### [Data rows]
********************

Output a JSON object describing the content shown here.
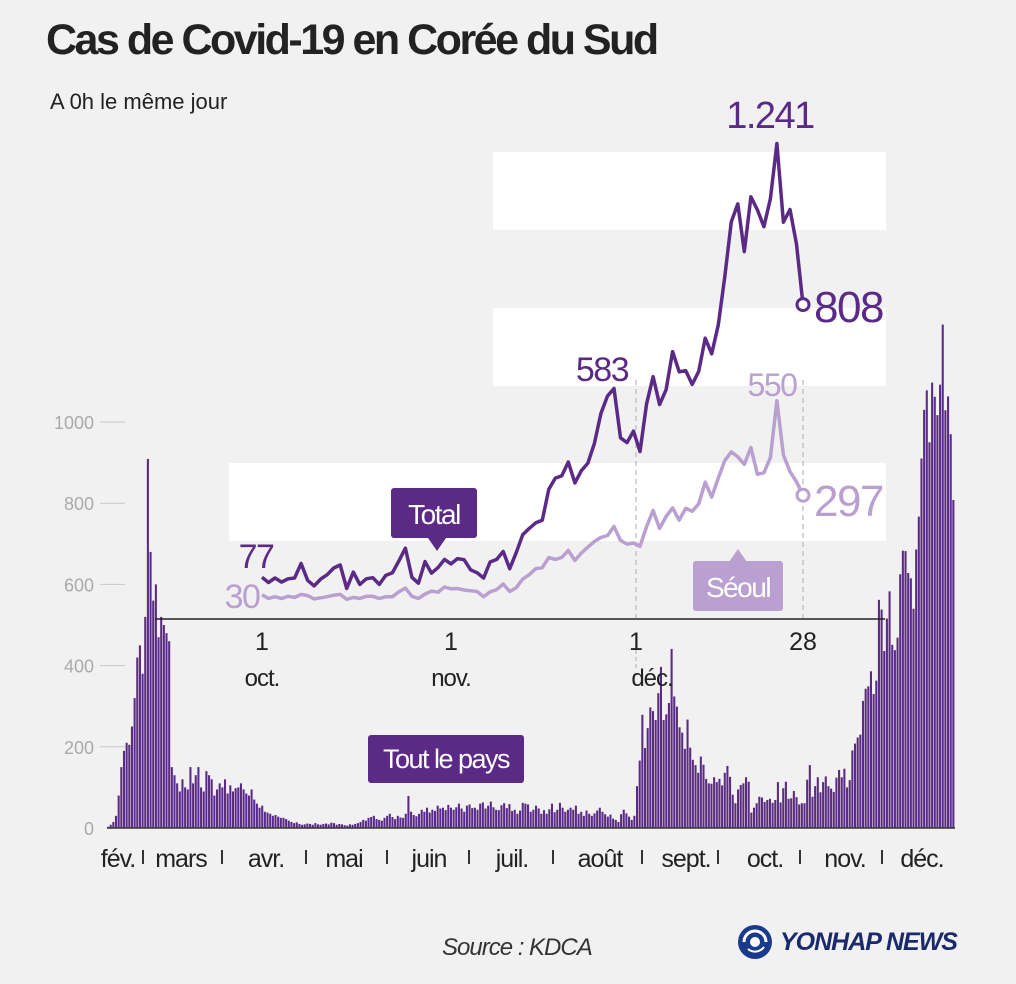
{
  "title": "Cas de Covid-19 en Corée du Sud",
  "subtitle": "A 0h le même jour",
  "source": "Source : KDCA",
  "logo_text": "YONHAP NEWS",
  "colors": {
    "total": "#5b2a86",
    "seoul": "#b9a0d0",
    "bars": "#5b2a86",
    "grid_text": "#aaaaaa"
  },
  "chart_data": [
    {
      "type": "bar",
      "series": [
        {
          "name": "Tout le pays"
        }
      ],
      "y_ticks": [
        "0",
        "200",
        "400",
        "600",
        "800",
        "1000"
      ],
      "ylim": [
        0,
        1300
      ],
      "month_labels": [
        "fév.",
        "mars",
        "avr.",
        "mai",
        "juin",
        "juil.",
        "août",
        "sept.",
        "oct.",
        "nov.",
        "déc."
      ],
      "values": [
        3,
        8,
        15,
        30,
        80,
        150,
        190,
        210,
        205,
        250,
        320,
        420,
        450,
        380,
        520,
        909,
        680,
        560,
        600,
        470,
        520,
        500,
        480,
        460,
        150,
        130,
        110,
        90,
        120,
        100,
        95,
        150,
        110,
        130,
        150,
        100,
        90,
        140,
        130,
        120,
        80,
        95,
        110,
        100,
        120,
        85,
        105,
        90,
        98,
        100,
        110,
        95,
        85,
        80,
        95,
        70,
        60,
        50,
        55,
        40,
        38,
        35,
        30,
        32,
        28,
        25,
        25,
        22,
        18,
        15,
        12,
        14,
        10,
        8,
        9,
        11,
        10,
        8,
        12,
        9,
        8,
        10,
        11,
        9,
        13,
        12,
        8,
        10,
        9,
        7,
        6,
        9,
        8,
        10,
        12,
        15,
        20,
        18,
        25,
        27,
        30,
        22,
        20,
        18,
        25,
        30,
        35,
        27,
        22,
        30,
        26,
        25,
        35,
        79,
        40,
        32,
        29,
        35,
        45,
        40,
        50,
        38,
        45,
        42,
        55,
        48,
        50,
        44,
        57,
        50,
        45,
        51,
        60,
        48,
        40,
        55,
        58,
        49,
        50,
        45,
        60,
        63,
        48,
        55,
        65,
        51,
        45,
        44,
        56,
        61,
        49,
        59,
        42,
        45,
        35,
        43,
        62,
        60,
        58,
        40,
        45,
        55,
        48,
        35,
        44,
        35,
        46,
        60,
        39,
        45,
        62,
        50,
        40,
        45,
        50,
        45,
        55,
        35,
        40,
        30,
        43,
        35,
        30,
        36,
        43,
        50,
        40,
        34,
        28,
        33,
        23,
        20,
        15,
        34,
        45,
        36,
        28,
        20,
        30,
        103,
        166,
        279,
        197,
        246,
        297,
        288,
        266,
        332,
        397,
        266,
        280,
        308,
        441,
        324,
        299,
        248,
        235,
        195,
        267,
        198,
        168,
        155,
        136,
        176,
        156,
        121,
        110,
        109,
        125,
        113,
        121,
        105,
        136,
        153,
        126,
        82,
        61,
        95,
        106,
        110,
        125,
        114,
        38,
        50,
        61,
        77,
        75,
        64,
        69,
        72,
        62,
        69,
        113,
        63,
        98,
        114,
        72,
        73,
        91,
        76,
        58,
        61,
        61,
        119,
        155,
        77,
        103,
        125,
        88,
        113,
        127,
        103,
        97,
        89,
        124,
        143,
        125,
        146,
        100,
        118,
        191,
        208,
        223,
        230,
        313,
        343,
        349,
        386,
        330,
        363,
        562,
        538,
        436,
        516,
        583,
        451,
        438,
        469,
        625,
        683,
        682,
        628,
        615,
        540,
        686,
        767,
        910,
        1030,
        1078,
        950,
        1097,
        1062,
        1017,
        1092,
        1240,
        1029,
        1063,
        970,
        808
      ]
    },
    {
      "type": "line",
      "x_ticks": [
        {
          "day": "1",
          "month": "oct."
        },
        {
          "day": "1",
          "month": "nov."
        },
        {
          "day": "1",
          "month": "déc."
        },
        {
          "day": "28",
          "month": ""
        }
      ],
      "series": [
        {
          "name": "Total",
          "start_value": "77",
          "peak_label": "583",
          "max_label": "1.241",
          "end_label": "808",
          "values": [
            77,
            63,
            75,
            64,
            73,
            75,
            114,
            69,
            54,
            72,
            84,
            102,
            110,
            47,
            91,
            58,
            73,
            76,
            58,
            82,
            89,
            121,
            155,
            77,
            61,
            119,
            88,
            103,
            125,
            113,
            127,
            124,
            97,
            89,
            75,
            118,
            125,
            146,
            100,
            143,
            191,
            208,
            223,
            230,
            313,
            343,
            349,
            386,
            330,
            363,
            383,
            436,
            516,
            563,
            583,
            451,
            438,
            469,
            414,
            542,
            615,
            540,
            580,
            682,
            628,
            631,
            594,
            629,
            718,
            676,
            754,
            883,
            1030,
            1078,
            950,
            1097,
            1062,
            1017,
            1092,
            1240,
            1029,
            1063,
            970,
            808
          ]
        },
        {
          "name": "Séoul",
          "start_value": "30",
          "peak_label": "550",
          "end_label": "297",
          "values": [
            30,
            20,
            25,
            20,
            26,
            23,
            31,
            28,
            19,
            22,
            25,
            29,
            31,
            18,
            23,
            20,
            26,
            26,
            20,
            25,
            25,
            38,
            48,
            26,
            20,
            32,
            40,
            37,
            51,
            46,
            47,
            43,
            41,
            39,
            25,
            38,
            44,
            59,
            39,
            49,
            72,
            84,
            100,
            103,
            130,
            125,
            130,
            149,
            122,
            142,
            158,
            173,
            184,
            189,
            213,
            176,
            166,
            169,
            160,
            213,
            256,
            208,
            240,
            263,
            230,
            262,
            254,
            274,
            332,
            292,
            343,
            390,
            413,
            400,
            380,
            425,
            353,
            357,
            398,
            550,
            405,
            360,
            333,
            297
          ]
        }
      ]
    }
  ]
}
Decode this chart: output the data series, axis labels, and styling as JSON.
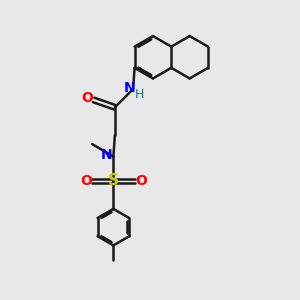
{
  "background_color": "#e8e8e8",
  "bond_color": "#1a1a1a",
  "bond_width": 1.8,
  "N_color": "#0000ff",
  "O_color": "#ff0000",
  "S_color": "#cccc00",
  "H_color": "#008080",
  "figsize": [
    3.0,
    3.0
  ],
  "dpi": 100,
  "xlim": [
    0,
    10
  ],
  "ylim": [
    0,
    10
  ]
}
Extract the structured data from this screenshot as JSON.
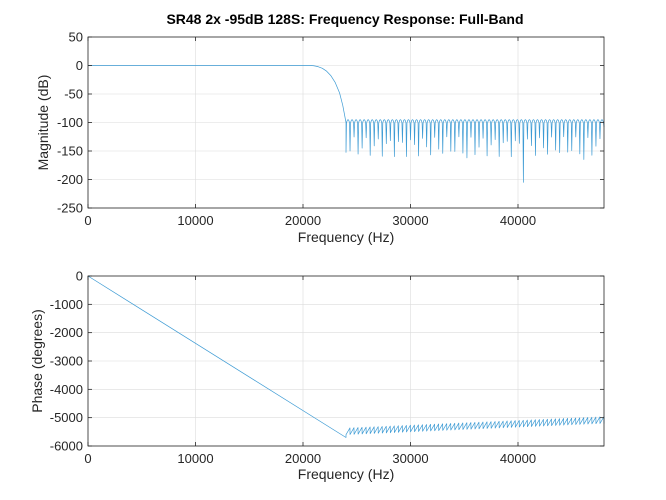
{
  "colors": {
    "line": "#3d9bd4",
    "grid": "#dcdcdc",
    "axis": "#262626",
    "background": "#ffffff"
  },
  "chart_data": [
    {
      "type": "line",
      "title": "SR48 2x -95dB 128S: Frequency Response: Full-Band",
      "xlabel": "Frequency (Hz)",
      "ylabel": "Magnitude (dB)",
      "xlim": [
        0,
        48000
      ],
      "ylim": [
        -250,
        50
      ],
      "xticks": [
        0,
        10000,
        20000,
        30000,
        40000
      ],
      "xtick_labels": [
        "0",
        "10000",
        "20000",
        "30000",
        "40000"
      ],
      "yticks": [
        50,
        0,
        -50,
        -100,
        -150,
        -200,
        -250
      ],
      "ytick_labels": [
        "50",
        "0",
        "-50",
        "-100",
        "-150",
        "-200",
        "-250"
      ],
      "grid": true,
      "series": [
        {
          "passband": {
            "x_start": 0,
            "x_end": 20700,
            "value": 0
          },
          "rolloff": {
            "x": [
              20700,
              21000,
              21400,
              21800,
              22200,
              22600,
              23000,
              23400,
              23700,
              24000
            ],
            "y": [
              0,
              -0.5,
              -2,
              -5,
              -10,
              -18,
              -30,
              -48,
              -70,
              -100
            ]
          },
          "stopband": {
            "x_start": 24000,
            "x_end": 48000,
            "lobe_spacing_hz": 375,
            "lobe_peak": -95,
            "lobe_min": -108,
            "notch_range": [
              -125,
              -160
            ],
            "deep_notches": [
              {
                "x": 24200,
                "y": -175
              },
              {
                "x": 24500,
                "y": -150
              },
              {
                "x": 35200,
                "y": -162
              },
              {
                "x": 40500,
                "y": -205
              },
              {
                "x": 46300,
                "y": -165
              }
            ]
          }
        }
      ]
    },
    {
      "type": "line",
      "title": "",
      "xlabel": "Frequency (Hz)",
      "ylabel": "Phase (degrees)",
      "xlim": [
        0,
        48000
      ],
      "ylim": [
        -6000,
        0
      ],
      "xticks": [
        0,
        10000,
        20000,
        30000,
        40000
      ],
      "xtick_labels": [
        "0",
        "10000",
        "20000",
        "30000",
        "40000"
      ],
      "yticks": [
        0,
        -1000,
        -2000,
        -3000,
        -4000,
        -5000,
        -6000
      ],
      "ytick_labels": [
        "0",
        "-1000",
        "-2000",
        "-3000",
        "-4000",
        "-5000",
        "-6000"
      ],
      "grid": true,
      "series": [
        {
          "linear": {
            "x": [
              0,
              24000
            ],
            "y": [
              0,
              -5700
            ]
          },
          "sawtooth": {
            "x_start": 24000,
            "x_end": 48000,
            "period_hz": 375,
            "y_at_start": -5400,
            "y_at_end": -5000,
            "amplitude": 200
          }
        }
      ]
    }
  ]
}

********************

### [What this task involves]
Which lines above contain "name"? Show each of them.

### [Written solution]
          "name": "Tout le pays"
          "name": "Total",
          "name": "Séoul",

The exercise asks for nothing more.